Task to complete >> Convert the rows, from the first line through the line containing "Localize each UI" (both included), into a JSON list of strings, one string per line, skipping blank lines. Leave the pictures out.
##### Stored records #####
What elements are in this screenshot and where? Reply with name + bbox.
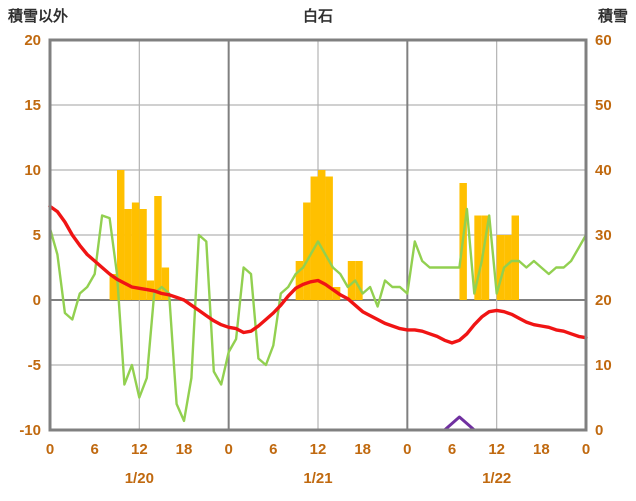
plot-frame [48,38,588,432]
left-tick-label: -5 [28,357,41,374]
right-tick-label: 20 [595,292,612,309]
orange-bars-bar [303,202,311,300]
orange-bars-bar [325,176,333,300]
left-tick-label: 15 [24,97,41,114]
left-tick-label: 10 [24,162,41,179]
date-label: 1/21 [303,470,332,487]
red-line [48,204,588,345]
green-line [48,207,588,423]
right-tick-label: 50 [595,97,612,114]
x-tick-label: 0 [224,441,232,458]
right-tick-label: 0 [595,422,603,439]
date-label: 1/20 [125,470,154,487]
orange-bars-bar [504,235,512,300]
chart-title: 白石 [302,8,333,25]
right-axis-title: 積雪 [597,8,628,25]
orange-bars-bar [474,215,482,300]
orange-bars-bar [161,267,170,300]
orange-bars-bar [496,235,505,300]
left-tick-label: -10 [19,422,41,439]
date-label: 1/22 [482,470,511,487]
orange-bars-bar [154,196,162,300]
x-tick-label: 12 [131,441,148,458]
orange-bars-bar [310,176,318,300]
x-tick-label: 6 [448,441,456,458]
x-tick-label: 18 [354,441,371,458]
orange-bars-bar [347,261,356,300]
orange-bars-bar [117,170,125,300]
orange-bars-bar [139,209,147,300]
x-tick-label: 18 [176,441,193,458]
right-tick-label: 60 [595,32,612,49]
x-tick-label: 12 [310,441,327,458]
x-tick-label: 6 [90,441,98,458]
x-tick-label: 18 [533,441,550,458]
right-tick-label: 40 [595,162,612,179]
left-axis-title: 積雪以外 [8,8,69,25]
right-tick-label: 10 [595,357,612,374]
x-tick-label: 0 [403,441,411,458]
x-tick-label: 0 [582,441,590,458]
x-tick-label: 6 [269,441,277,458]
orange-bars-bar [318,170,326,300]
orange-bars-bar [511,215,519,300]
left-tick-label: 5 [33,227,41,244]
left-tick-label: 20 [24,32,41,49]
x-tick-label: 0 [46,441,54,458]
orange-bars-bar [295,261,304,300]
x-tick-label: 12 [488,441,505,458]
orange-bars-bar [124,209,132,300]
orange-bars-bar [481,215,490,300]
right-tick-label: 30 [595,227,612,244]
chart-header: 積雪以外 白石 積雪 [0,5,636,26]
orange-bars-bar [109,274,117,300]
orange-bars-bar [131,202,140,300]
left-tick-label: 0 [33,292,41,309]
orange-bars-bar [355,261,363,300]
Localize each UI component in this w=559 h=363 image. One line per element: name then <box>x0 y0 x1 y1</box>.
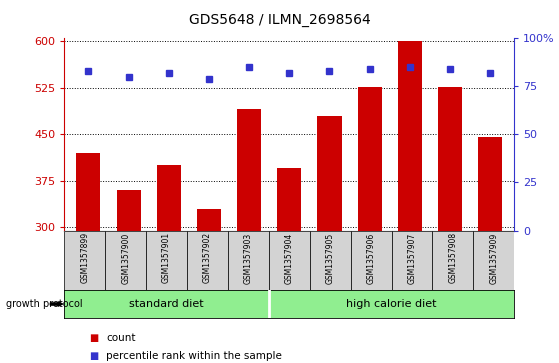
Text: GSM1357909: GSM1357909 <box>489 232 498 284</box>
Bar <box>77 153 101 231</box>
Bar <box>398 41 422 231</box>
Text: GSM1357908: GSM1357908 <box>448 232 457 284</box>
Bar <box>433 231 473 290</box>
Text: count: count <box>106 333 136 343</box>
Text: GSM1357900: GSM1357900 <box>121 232 130 284</box>
Bar <box>146 231 187 290</box>
Bar <box>197 209 221 231</box>
Text: GDS5648 / ILMN_2698564: GDS5648 / ILMN_2698564 <box>188 13 371 27</box>
Bar <box>310 231 350 290</box>
Text: GSM1357899: GSM1357899 <box>80 232 89 284</box>
Bar <box>318 116 342 231</box>
Bar <box>269 231 310 290</box>
Text: GSM1357902: GSM1357902 <box>203 232 212 284</box>
Text: GSM1357907: GSM1357907 <box>408 232 416 284</box>
Bar <box>391 231 433 290</box>
Bar <box>64 290 269 318</box>
Text: GSM1357905: GSM1357905 <box>326 232 335 284</box>
Bar <box>105 231 146 290</box>
Text: GSM1357906: GSM1357906 <box>367 232 376 284</box>
Bar <box>64 231 105 290</box>
Text: growth protocol: growth protocol <box>6 299 82 309</box>
Text: high calorie diet: high calorie diet <box>347 299 437 309</box>
Text: GSM1357904: GSM1357904 <box>285 232 294 284</box>
Text: ■: ■ <box>89 333 99 343</box>
Bar <box>277 168 301 231</box>
Bar <box>350 231 391 290</box>
Bar <box>478 138 502 231</box>
Bar <box>228 231 269 290</box>
Bar <box>438 86 462 231</box>
Text: standard diet: standard diet <box>129 299 204 309</box>
Bar <box>269 290 514 318</box>
Bar <box>358 86 382 231</box>
Bar <box>473 231 514 290</box>
Text: percentile rank within the sample: percentile rank within the sample <box>106 351 282 361</box>
Bar <box>187 231 228 290</box>
Text: GSM1357901: GSM1357901 <box>162 232 171 284</box>
Text: GSM1357903: GSM1357903 <box>244 232 253 284</box>
Bar <box>237 110 261 231</box>
Text: ■: ■ <box>89 351 99 361</box>
Bar <box>116 190 141 231</box>
Bar <box>157 165 181 231</box>
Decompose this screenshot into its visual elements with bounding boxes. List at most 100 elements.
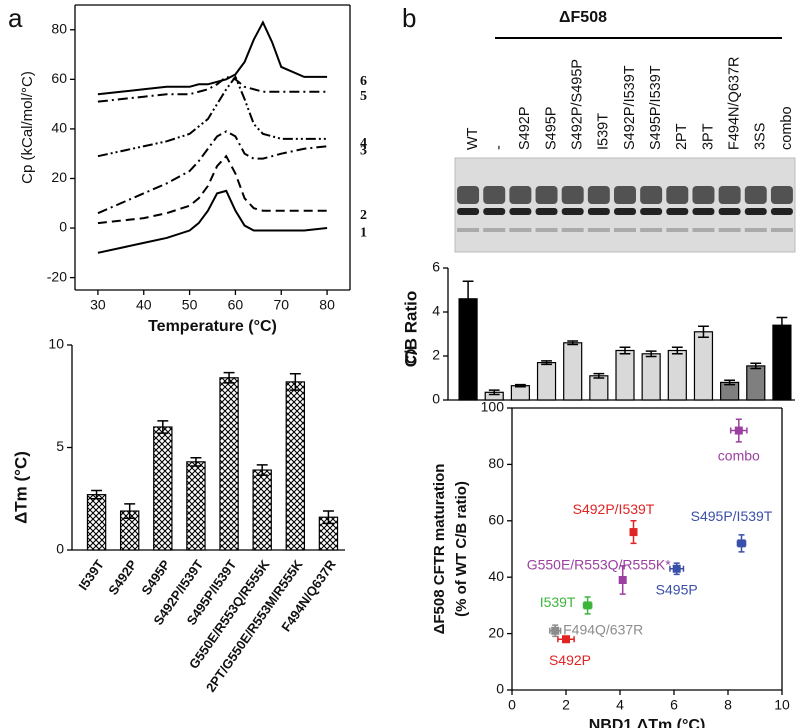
point (562, 635, 570, 644)
lane-label: - (491, 145, 507, 150)
point (629, 528, 638, 537)
x-tick-label: 70 (273, 297, 289, 313)
gel-band (744, 228, 767, 232)
error-bar (256, 464, 268, 476)
error-bar (322, 510, 334, 525)
error-bar (541, 360, 552, 366)
y-tick-label: 10 (48, 336, 64, 352)
y-axis-label: ΔTm (°C) (11, 451, 30, 524)
point-label: combo (718, 447, 760, 463)
bar (153, 426, 173, 551)
error-bar (776, 316, 788, 334)
lane-label: F494N/Q637R (726, 57, 742, 151)
bar (536, 362, 557, 401)
x-tick-label: 8 (724, 697, 732, 713)
gel-band (614, 186, 636, 204)
y-tick-label: 40 (51, 120, 67, 136)
gel-band (640, 228, 663, 232)
gel-band (535, 208, 558, 215)
gel-band (770, 186, 793, 204)
error-bar (567, 340, 579, 346)
y-tick-label: 5 (56, 438, 64, 454)
error-bar (223, 371, 235, 384)
error-bar (514, 383, 526, 388)
gel-band (561, 228, 584, 232)
lane-label: 2PT (674, 123, 690, 150)
gel-band (457, 228, 480, 232)
gel-band (587, 186, 610, 204)
point-label: S492P/I539T (573, 501, 655, 517)
gel-band (483, 208, 506, 215)
x-axis-label: Temperature (°C) (148, 318, 277, 335)
point (734, 426, 743, 435)
curve (97, 189, 328, 254)
lane-label: S495P/I539T (648, 65, 664, 150)
panel-letter: a (8, 3, 23, 33)
y-tick-label: 0 (59, 219, 67, 235)
y-tick-label: 100 (481, 399, 505, 415)
error-bar (289, 372, 301, 391)
error-bar (190, 457, 202, 467)
x-tick-label: 6 (670, 697, 678, 713)
point (583, 601, 592, 610)
bar (772, 324, 792, 401)
gel-band (718, 228, 741, 232)
gel-band (692, 186, 715, 204)
gel-band (509, 228, 532, 232)
x-tick-label: S492P (105, 557, 140, 598)
x-tick-label: S495P (138, 557, 173, 598)
curve-label: 6 (360, 74, 367, 89)
y-axis-label: C/B Ratio (401, 291, 420, 368)
error-bar (698, 325, 709, 339)
point (737, 539, 746, 548)
point-label: S495P (656, 581, 698, 597)
y-axis-label: Cp (kCal/mol/°C) (19, 71, 36, 184)
curve (97, 20, 328, 96)
error-bar (488, 389, 500, 396)
panel-letter: c (404, 339, 417, 369)
panel-letter: b (402, 3, 416, 33)
gel-band (770, 228, 793, 232)
bar (563, 342, 583, 401)
gel-band (744, 208, 767, 215)
x-tick-label: I539T (75, 557, 106, 593)
x-axis-label: NBD1 ΔTm (°C) (589, 717, 706, 728)
curve-label: 2 (360, 208, 367, 223)
gel-band (614, 228, 636, 232)
point-label: F494Q/637R (563, 621, 643, 637)
curve-label: 5 (360, 89, 367, 104)
curve (97, 154, 328, 225)
y-tick-label: 0 (432, 391, 440, 407)
lane-label: I539T (596, 113, 612, 150)
gel-band (509, 186, 532, 204)
y-tick-label: 6 (432, 259, 440, 275)
gel-band (535, 228, 558, 232)
gel-band (770, 208, 793, 215)
y-tick-label: 0 (496, 681, 504, 697)
y-tick-label: 40 (488, 568, 504, 584)
y-tick-label: -20 (47, 268, 67, 284)
gel-band (535, 186, 558, 204)
bar (510, 385, 530, 401)
gel-band (614, 208, 636, 215)
gel-band (483, 228, 506, 232)
bar (693, 331, 714, 401)
bar (252, 469, 272, 551)
point (672, 564, 681, 573)
x-tick-label: 40 (136, 297, 152, 313)
x-tick-label: 2 (562, 697, 570, 713)
curve-label: 4 (360, 136, 367, 151)
gel-band (483, 186, 506, 204)
error-bar (157, 420, 169, 434)
lane-label: combo (779, 106, 795, 150)
gel-band (561, 186, 584, 204)
gel-band (666, 186, 689, 204)
y-axis-label: (% of WT C/B ratio) (453, 481, 470, 617)
bar (219, 377, 239, 551)
curve-label: 1 (360, 225, 367, 240)
x-tick-label: 0 (508, 697, 516, 713)
bar (285, 381, 306, 551)
gel-band (457, 186, 480, 204)
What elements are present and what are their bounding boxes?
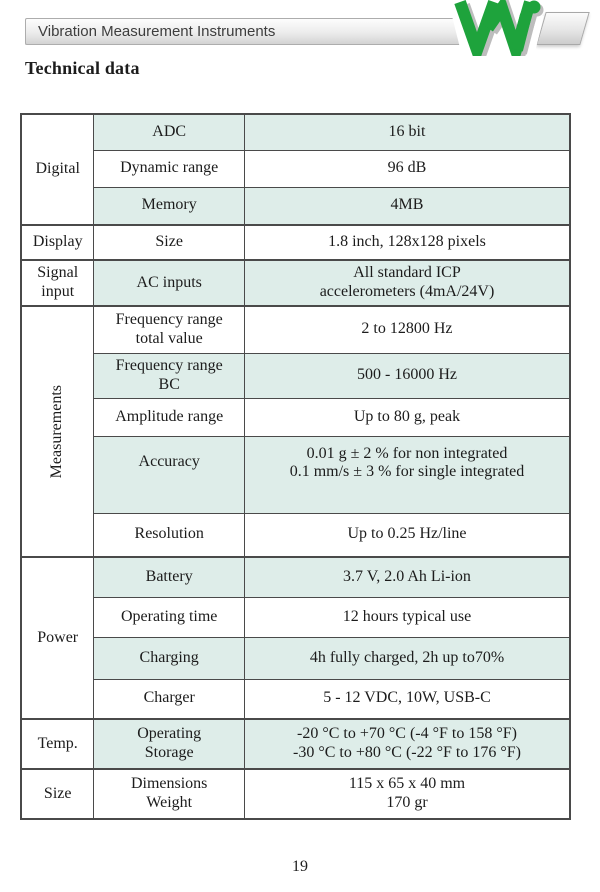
category-cell: Size bbox=[20, 768, 95, 820]
param-cell: Operating Storage bbox=[93, 718, 245, 770]
table-row: Frequency range BC 500 - 16000 Hz bbox=[21, 352, 571, 399]
table-row: Power Battery 3.7 V, 2.0 Ah Li-ion bbox=[20, 556, 571, 720]
table-row: Measurements Frequency range total value 2… bbox=[20, 305, 571, 558]
value-cell: 12 hours typical use bbox=[243, 596, 571, 638]
table-row: Signal input AC inputs All standard ICP ac… bbox=[20, 259, 571, 307]
param-cell: Frequency range BC bbox=[93, 352, 245, 399]
table-row: Amplitude range Up to 80 g, peak bbox=[21, 397, 571, 437]
tech-table: Digital ADC 16 bit Dynamic range 96 dB Memory… bbox=[20, 113, 571, 820]
value-cell: 115 x 65 x 40 mm 170 gr bbox=[243, 768, 571, 820]
value-cell: 16 bit bbox=[243, 113, 571, 151]
param-cell: Dynamic range bbox=[93, 149, 245, 188]
param-cell: Charger bbox=[93, 678, 245, 720]
header-bar-title: Vibration Measurement Instruments bbox=[38, 23, 276, 40]
vmi-logo-icon bbox=[452, 0, 544, 56]
category-cell: Temp. bbox=[20, 718, 95, 770]
table-row: Temp. Operating Storage -20 °C to +70 °C (… bbox=[20, 718, 571, 770]
param-cell: Amplitude range bbox=[93, 397, 245, 437]
value-cell: Up to 0.25 Hz/line bbox=[243, 512, 571, 558]
param-cell: Charging bbox=[93, 636, 245, 680]
table-row: Digital ADC 16 bit bbox=[20, 113, 571, 226]
param-cell: Dimensions Weight bbox=[93, 768, 245, 820]
header-bar: Vibration Measurement Instruments bbox=[25, 18, 502, 45]
table-row: Charger 5 - 12 VDC, 10W, USB-C bbox=[21, 678, 571, 720]
table-row: Charging 4h fully charged, 2h up to70% bbox=[21, 636, 571, 680]
page-number: 19 bbox=[292, 858, 308, 875]
table-row: Operating time 12 hours typical use bbox=[21, 596, 571, 638]
value-cell: 500 - 16000 Hz bbox=[243, 352, 571, 399]
param-cell: Memory bbox=[93, 186, 245, 226]
category-cell: Digital bbox=[20, 113, 95, 226]
value-cell: 5 - 12 VDC, 10W, USB-C bbox=[243, 678, 571, 720]
tech-table-body: Digital ADC 16 bit Dynamic range 96 dB Memory… bbox=[20, 113, 571, 820]
param-cell: Battery bbox=[93, 556, 245, 598]
table-row: Display Size 1.8 inch, 128x128 pixels bbox=[20, 224, 571, 261]
category-cell: Power bbox=[20, 556, 95, 720]
value-cell: 3.7 V, 2.0 Ah Li-ion bbox=[243, 556, 571, 598]
param-cell: ADC bbox=[93, 113, 245, 151]
value-cell: 96 dB bbox=[243, 149, 571, 188]
param-cell: Accuracy bbox=[93, 435, 245, 514]
param-cell: Frequency range total value bbox=[93, 305, 245, 354]
value-cell: 4MB bbox=[243, 186, 571, 226]
value-cell: 1.8 inch, 128x128 pixels bbox=[243, 224, 571, 261]
value-cell: -20 °C to +70 °C (-4 °F to 158 °F) -30 °… bbox=[243, 718, 571, 770]
table-row: Resolution Up to 0.25 Hz/line bbox=[21, 512, 571, 558]
table-row: Size Dimensions Weight 115 x 65 x 40 mm 17… bbox=[20, 768, 571, 820]
param-cell: AC inputs bbox=[93, 259, 245, 307]
value-cell: 0.01 g ± 2 % for non integrated 0.1 mm/s… bbox=[243, 435, 571, 514]
category-cell: Measurements bbox=[20, 305, 95, 558]
param-cell: Operating time bbox=[93, 596, 245, 638]
page-title: Technical data bbox=[25, 58, 140, 78]
table-row: Dynamic range 96 dB bbox=[21, 149, 571, 188]
param-cell: Size bbox=[93, 224, 245, 261]
param-cell: Resolution bbox=[93, 512, 245, 558]
value-cell: All standard ICP accelerometers (4mA/24V… bbox=[243, 259, 571, 307]
table-row: Memory 4MB bbox=[21, 186, 571, 226]
value-cell: 4h fully charged, 2h up to70% bbox=[243, 636, 571, 680]
value-cell: Up to 80 g, peak bbox=[243, 397, 571, 437]
category-cell: Signal input bbox=[20, 259, 95, 307]
value-cell: 2 to 12800 Hz bbox=[243, 305, 571, 354]
table-row: Accuracy 0.01 g ± 2 % for non integrated … bbox=[21, 435, 571, 514]
category-cell: Display bbox=[20, 224, 95, 261]
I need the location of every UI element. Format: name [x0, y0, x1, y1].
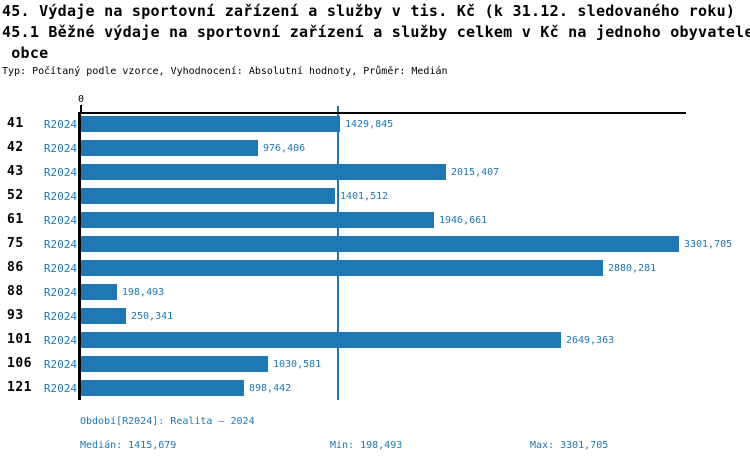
#####
The reply >>
[
  "What elements are in this screenshot and where? Reply with name + bbox.",
  "plot-frame [48,38,588,432]",
  "left-tick-label: -5 [28,357,41,374]",
  "right-tick-label: 20 [595,292,612,309]",
  "orange-bars-bar [303,202,311,300]",
  "orange-bars-bar [325,176,333,300]",
  "left-tick-label: 15 [24,97,41,114]",
  "left-tick-label: 10 [24,162,41,179]",
  "date-label: 1/21 [303,470,332,487]",
  "red-line [48,204,588,345]",
  "green-line [48,207,588,423]",
  "right-tick-label: 50 [595,97,612,114]",
  "x-tick-label: 0 [224,441,232,458]",
  "right-tick-label: 0 [595,422,603,439]",
  "date-label: 1/20 [125,470,154,487]",
  "orange-bars-bar [504,235,512,300]",
  "chart-title: 白石 [302,8,333,25]",
  "right-axis-title: 積雪 [597,8,628,25]",
  "orange-bars-bar [474,215,482,300]",
  "orange-bars-bar [161,267,170,300]",
  "orange-bars-bar [496,235,505,300]",
  "left-tick-label: -10 [19,422,41,439]",
  "date-label: 1/22 [482,470,511,487]",
  "orange-bars-bar [154,196,162,300]",
  "x-tick-label: 12 [131,441,148,458]",
  "orange-bars-bar [310,176,318,300]",
  "x-tick-label: 6 [448,441,456,458]",
  "x-tick-label: 18 [354,441,371,458]",
  "orange-bars-bar [347,261,356,300]",
  "orange-bars-bar [117,170,125,300]",
  "orange-bars-bar [139,209,147,300]",
  "x-tick-label: 18 [176,441,193,458]",
  "right-tick-label: 60 [595,32,612,49]",
  "x-tick-label: 12 [310,441,327,458]",
  "x-tick-label: 6 [90,441,98,458]",
  "x-tick-label: 18 [533,441,550,458]",
  "right-tick-label: 40 [595,162,612,179]",
  "left-axis-title: 積雪以外 [8,8,69,25]",
  "right-tick-label: 10 [595,357,612,374]",
  "x-tick-label: 0 [403,441,411,458]",
  "x-tick-label: 0 [582,441,590,458]",
  "x-tick-label: 6 [269,441,277,458]",
  "orange-bars-bar [318,170,326,300]",
  "orange-bars-bar [511,215,519,300]",
  "left-tick-label: 5 [33,227,41,244]",
  "left-tick-label: 20 [24,32,41,49]",
  "x-tick-label: 0 [46,441,54,458]",
  "orange-bars-bar [295,261,304,300]",
  "x-tick-label: 12 [488,441,505,458]",
  "orange-bars-bar [124,209,132,300]",
  "orange-bars-bar [481,215,490,300]",
  "right-tick-label: 30 [595,227,612,244]",
  "chart-header: 積雪以外 白石 積雪 [0,5,636,26]",
  "orange-bars-bar [109,274,117,300]",
  "orange-bars-bar [131,202,140,300]",
  "left-tick-label: 0 [33,292,41,309]",
  "orange-bars-bar [355,261,363,300]",
  "Localize each UI component in this w=559 h=363 image. One line per element: name then <box>x0 y0 x1 y1</box>."
]